Provided text =>
--- --- ---
Rough Notes on Deploying Vaultwarden & NextCloud Bookmarks

I’ve been struggling for years on two things: synchronize passwords and blog posts I have read across devices. The problem kills me so much since my devices, an Android mobile, an Ubuntu laptop and an iPad, are less supported by big App companies. Aside, I want to gain control for all my data, so there should better exist a self-hosted solution. The problem are partially solved recently by deploying Vaultwarden and NextCloud on VPS. This blog post dictates the setup process and problems I met, in case anyone searching for this topic.

Install Vaultwarden and NextCloud on VPS

The two services are both luckily dockerized. To install there’s nothing more complicated than a command:

mkdir vaultwarden && cd vaultwarden
mkdir data
docker run -d --name vaultwarden \
-v $HOME/vaultwarden/data/:/data/ \
-p 29999:80 vaultwarden/server:latest
mkdir nc && cd nc
mkdir data
docker run -d --name nextcloud \
-v $HOME/nc/data:/var/www/html \
-p 14514:80 nextcloud

External mounted volumes here are for persisting service data inside containers. The folders should be back-up periodically, in case for potential data loss.

Enable HTTPS for Both Services

Several options exist to enable HTTPS for the sites. I pick the one that hides both services behind an nginx, which deals with SSL connection from clients and bypasses the content to the containers. This setup would require an nginx config like:

server {
listen 80;
server_name nc.hsfzxjy.site;

location / {
proxy_pass http://localhost:14514;
}
}

server {
listen 80;
server_name v.hsfzxjy.site;

location / {
proxy_pass http://localhost:29999;
}
}

With configs ready, we use certbot to issue certificates for them.
--- --- ---
Exercise directions =>
Return the deployment notes on Vaultwarden and NextCloud in full, with every line unchanged. The entries have no connection to the deployment notes.

Study material =>
--- --- ---
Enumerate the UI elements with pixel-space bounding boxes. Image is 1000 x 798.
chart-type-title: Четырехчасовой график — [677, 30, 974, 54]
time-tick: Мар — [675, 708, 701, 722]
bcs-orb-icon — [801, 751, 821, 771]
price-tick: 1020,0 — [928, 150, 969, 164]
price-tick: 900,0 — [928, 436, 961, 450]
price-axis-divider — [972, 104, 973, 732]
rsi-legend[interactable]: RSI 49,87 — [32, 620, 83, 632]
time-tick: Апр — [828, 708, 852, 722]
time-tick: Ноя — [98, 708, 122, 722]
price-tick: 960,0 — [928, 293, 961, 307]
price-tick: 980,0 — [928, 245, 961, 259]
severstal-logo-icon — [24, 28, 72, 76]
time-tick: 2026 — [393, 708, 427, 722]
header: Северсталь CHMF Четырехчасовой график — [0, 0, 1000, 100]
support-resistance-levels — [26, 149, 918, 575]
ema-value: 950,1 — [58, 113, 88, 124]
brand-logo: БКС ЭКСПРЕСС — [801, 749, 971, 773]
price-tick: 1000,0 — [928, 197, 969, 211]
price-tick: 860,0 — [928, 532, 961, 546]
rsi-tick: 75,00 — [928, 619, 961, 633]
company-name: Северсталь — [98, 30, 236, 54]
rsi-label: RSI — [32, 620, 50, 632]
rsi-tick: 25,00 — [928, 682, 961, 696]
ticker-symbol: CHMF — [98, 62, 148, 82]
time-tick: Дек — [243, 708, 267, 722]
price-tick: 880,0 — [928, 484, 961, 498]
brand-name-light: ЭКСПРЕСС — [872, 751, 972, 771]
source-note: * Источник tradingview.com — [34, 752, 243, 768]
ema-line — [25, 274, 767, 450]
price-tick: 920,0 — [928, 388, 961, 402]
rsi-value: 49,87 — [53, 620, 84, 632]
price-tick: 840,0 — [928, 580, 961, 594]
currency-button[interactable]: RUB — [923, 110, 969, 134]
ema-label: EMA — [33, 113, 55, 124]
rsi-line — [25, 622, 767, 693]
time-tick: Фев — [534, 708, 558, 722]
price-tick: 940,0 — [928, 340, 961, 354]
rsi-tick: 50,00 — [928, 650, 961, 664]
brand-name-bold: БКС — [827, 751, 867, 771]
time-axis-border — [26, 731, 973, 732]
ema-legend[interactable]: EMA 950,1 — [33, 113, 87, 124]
--- --- ---
Completed task =>
Rough Notes on Deploying Vaultwarden & NextCloud Bookmarks

I’ve been struggling for years on two things: synchronize passwords and blog posts I have read across devices. The problem kills me so much since my devices, an Android mobile, an Ubuntu laptop and an iPad, are less supported by big App companies. Aside, I want to gain control for all my data, so there should better exist a self-hosted solution. The problem are partially solved recently by deploying Vaultwarden and NextCloud on VPS. This blog post dictates the setup process and problems I met, in case anyone searching for this topic.

Install Vaultwarden and NextCloud on VPS

The two services are both luckily dockerized. To install there’s nothing more complicated than a command:

mkdir vaultwarden && cd vaultwarden
mkdir data
docker run -d --name vaultwarden \
-v $HOME/vaultwarden/data/:/data/ \
-p 29999:80 vaultwarden/server:latest
mkdir nc && cd nc
mkdir data
docker run -d --name nextcloud \
-v $HOME/nc/data:/var/www/html \
-p 14514:80 nextcloud

External mounted volumes here are for persisting service data inside containers. The folders should be back-up periodically, in case for potential data loss.

Enable HTTPS for Both Services

Several options exist to enable HTTPS for the sites. I pick the one that hides both services behind an nginx, which deals with SSL connection from clients and bypasses the content to the containers. This setup would require an nginx config like:

server {
listen 80;
server_name nc.hsfzxjy.site;

location / {
proxy_pass http://localhost:14514;
}
}

server {
listen 80;
server_name v.hsfzxjy.site;

location / {
proxy_pass http://localhost:29999;
}
}

With configs ready, we use certbot to issue certificates for them.